> RECORD SET:
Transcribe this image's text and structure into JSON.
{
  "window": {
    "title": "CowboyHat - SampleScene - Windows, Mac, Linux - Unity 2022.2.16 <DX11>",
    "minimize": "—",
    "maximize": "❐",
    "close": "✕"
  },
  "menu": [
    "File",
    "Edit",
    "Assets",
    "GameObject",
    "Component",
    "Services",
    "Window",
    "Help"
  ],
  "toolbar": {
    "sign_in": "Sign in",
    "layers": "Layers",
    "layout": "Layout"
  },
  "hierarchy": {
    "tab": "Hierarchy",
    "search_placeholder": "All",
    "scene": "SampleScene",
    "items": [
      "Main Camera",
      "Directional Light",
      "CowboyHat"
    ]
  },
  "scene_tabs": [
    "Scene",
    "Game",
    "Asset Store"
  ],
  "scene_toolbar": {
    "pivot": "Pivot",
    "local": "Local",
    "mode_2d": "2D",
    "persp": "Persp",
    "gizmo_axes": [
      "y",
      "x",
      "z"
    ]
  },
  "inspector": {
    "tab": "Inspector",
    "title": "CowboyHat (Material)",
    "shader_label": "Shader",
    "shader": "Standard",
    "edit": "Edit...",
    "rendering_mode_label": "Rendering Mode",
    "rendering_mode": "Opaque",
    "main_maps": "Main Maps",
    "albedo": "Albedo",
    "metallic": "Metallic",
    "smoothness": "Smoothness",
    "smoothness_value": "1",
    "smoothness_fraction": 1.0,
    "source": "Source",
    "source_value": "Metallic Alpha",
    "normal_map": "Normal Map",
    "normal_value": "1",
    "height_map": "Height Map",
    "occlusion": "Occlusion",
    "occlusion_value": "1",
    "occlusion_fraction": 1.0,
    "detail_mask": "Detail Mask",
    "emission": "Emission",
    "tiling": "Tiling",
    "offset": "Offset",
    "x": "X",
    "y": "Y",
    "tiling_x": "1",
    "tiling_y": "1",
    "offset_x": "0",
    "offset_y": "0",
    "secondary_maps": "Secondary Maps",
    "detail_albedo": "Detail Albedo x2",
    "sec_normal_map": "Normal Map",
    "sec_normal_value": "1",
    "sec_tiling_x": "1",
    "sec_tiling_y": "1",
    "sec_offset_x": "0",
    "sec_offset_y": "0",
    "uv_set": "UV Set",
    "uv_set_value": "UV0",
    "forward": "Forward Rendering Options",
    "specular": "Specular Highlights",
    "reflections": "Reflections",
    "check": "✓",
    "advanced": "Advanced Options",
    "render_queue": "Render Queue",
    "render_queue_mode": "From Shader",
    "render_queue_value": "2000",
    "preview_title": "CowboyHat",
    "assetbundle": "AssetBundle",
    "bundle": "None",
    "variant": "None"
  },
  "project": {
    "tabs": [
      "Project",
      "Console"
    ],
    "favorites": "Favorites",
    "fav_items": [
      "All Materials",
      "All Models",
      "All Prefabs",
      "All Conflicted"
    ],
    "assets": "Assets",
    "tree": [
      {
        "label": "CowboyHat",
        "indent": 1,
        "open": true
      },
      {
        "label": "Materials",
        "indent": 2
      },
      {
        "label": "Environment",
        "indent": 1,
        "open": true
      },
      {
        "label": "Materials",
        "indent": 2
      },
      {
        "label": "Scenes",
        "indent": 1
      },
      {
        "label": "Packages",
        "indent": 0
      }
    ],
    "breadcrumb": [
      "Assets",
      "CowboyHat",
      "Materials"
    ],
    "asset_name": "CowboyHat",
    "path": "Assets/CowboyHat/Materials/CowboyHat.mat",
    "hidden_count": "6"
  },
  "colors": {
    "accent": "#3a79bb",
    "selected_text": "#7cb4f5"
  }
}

> DIRECTION:
Using the exact wording, write out all of the records.

> THE ANSWER:
Transcribe this image's text and structure into JSON.
{
  "window": {
    "title": "CowboyHat - SampleScene - Windows, Mac, Linux - Unity 2022.2.16 <DX11>",
    "minimize": "—",
    "maximize": "❐",
    "close": "✕"
  },
  "menu": [
    "File",
    "Edit",
    "Assets",
    "GameObject",
    "Component",
    "Services",
    "Window",
    "Help"
  ],
  "toolbar": {
    "sign_in": "Sign in",
    "layers": "Layers",
    "layout": "Layout"
  },
  "hierarchy": {
    "tab": "Hierarchy",
    "search_placeholder": "All",
    "scene": "SampleScene",
    "items": [
      "Main Camera",
      "Directional Light",
      "CowboyHat"
    ]
  },
  "scene_tabs": [
    "Scene",
    "Game",
    "Asset Store"
  ],
  "scene_toolbar": {
    "pivot": "Pivot",
    "local": "Local",
    "mode_2d": "2D",
    "persp": "Persp",
    "gizmo_axes": [
      "y",
      "x",
      "z"
    ]
  },
  "inspector": {
    "tab": "Inspector",
    "title": "CowboyHat (Material)",
    "shader_label": "Shader",
    "shader": "Standard",
    "edit": "Edit...",
    "rendering_mode_label": "Rendering Mode",
    "rendering_mode": "Opaque",
    "main_maps": "Main Maps",
    "albedo": "Albedo",
    "metallic": "Metallic",
    "smoothness": "Smoothness",
    "smoothness_value": "1",
    "smoothness_fraction": 1.0,
    "source": "Source",
    "source_value": "Metallic Alpha",
    "normal_map": "Normal Map",
    "normal_value": "1",
    "height_map": "Height Map",
    "occlusion": "Occlusion",
    "occlusion_value": "1",
    "occlusion_fraction": 1.0,
    "detail_mask": "Detail Mask",
    "emission": "Emission",
    "tiling": "Tiling",
    "offset": "Offset",
    "x": "X",
    "y": "Y",
    "tiling_x": "1",
    "tiling_y": "1",
    "offset_x": "0",
    "offset_y": "0",
    "secondary_maps": "Secondary Maps",
    "detail_albedo": "Detail Albedo x2",
    "sec_normal_map": "Normal Map",
    "sec_normal_value": "1",
    "sec_tiling_x": "1",
    "sec_tiling_y": "1",
    "sec_offset_x": "0",
    "sec_offset_y": "0",
    "uv_set": "UV Set",
    "uv_set_value": "UV0",
    "forward": "Forward Rendering Options",
    "specular": "Specular Highlights",
    "reflections": "Reflections",
    "check": "✓",
    "advanced": "Advanced Options",
    "render_queue": "Render Queue",
    "render_queue_mode": "From Shader",
    "render_queue_value": "2000",
    "preview_title": "CowboyHat",
    "assetbundle": "AssetBundle",
    "bundle": "None",
    "variant": "None"
  },
  "project": {
    "tabs": [
      "Project",
      "Console"
    ],
    "favorites": "Favorites",
    "fav_items": [
      "All Materials",
      "All Models",
      "All Prefabs",
      "All Conflicted"
    ],
    "assets": "Assets",
    "tree": [
      {
        "label": "CowboyHat",
        "indent": 1,
        "open": true
      },
      {
        "label": "Materials",
        "indent": 2
      },
      {
        "label": "Environment",
        "indent": 1,
        "open": true
      },
      {
        "label": "Materials",
        "indent": 2
      },
      {
        "label": "Scenes",
        "indent": 1
      },
      {
        "label": "Packages",
        "indent": 0
      }
    ],
    "breadcrumb": [
      "Assets",
      "CowboyHat",
      "Materials"
    ],
    "asset_name": "CowboyHat",
    "path": "Assets/CowboyHat/Materials/CowboyHat.mat",
    "hidden_count": "6"
  },
  "colors": {
    "accent": "#3a79bb",
    "selected_text": "#7cb4f5"
  }
}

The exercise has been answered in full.